* **Task to carry out**: In the entries below, count every line with the word "title". Return only the count.

━━━ Recorded data

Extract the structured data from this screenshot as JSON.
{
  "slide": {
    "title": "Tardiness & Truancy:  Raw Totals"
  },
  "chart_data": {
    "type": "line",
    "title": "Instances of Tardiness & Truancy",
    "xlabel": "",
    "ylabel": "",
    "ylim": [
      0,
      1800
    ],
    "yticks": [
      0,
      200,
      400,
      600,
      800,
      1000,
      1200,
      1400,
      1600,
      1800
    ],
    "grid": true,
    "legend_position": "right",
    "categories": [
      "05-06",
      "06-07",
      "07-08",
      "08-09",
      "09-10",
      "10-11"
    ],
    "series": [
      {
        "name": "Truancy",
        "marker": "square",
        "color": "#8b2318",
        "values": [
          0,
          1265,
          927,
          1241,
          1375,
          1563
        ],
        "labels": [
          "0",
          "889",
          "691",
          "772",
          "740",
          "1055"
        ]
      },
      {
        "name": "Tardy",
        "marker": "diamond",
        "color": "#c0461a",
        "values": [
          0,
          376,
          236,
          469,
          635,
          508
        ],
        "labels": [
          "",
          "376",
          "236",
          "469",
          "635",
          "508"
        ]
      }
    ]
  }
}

━━━━━━

* **Final result**: 2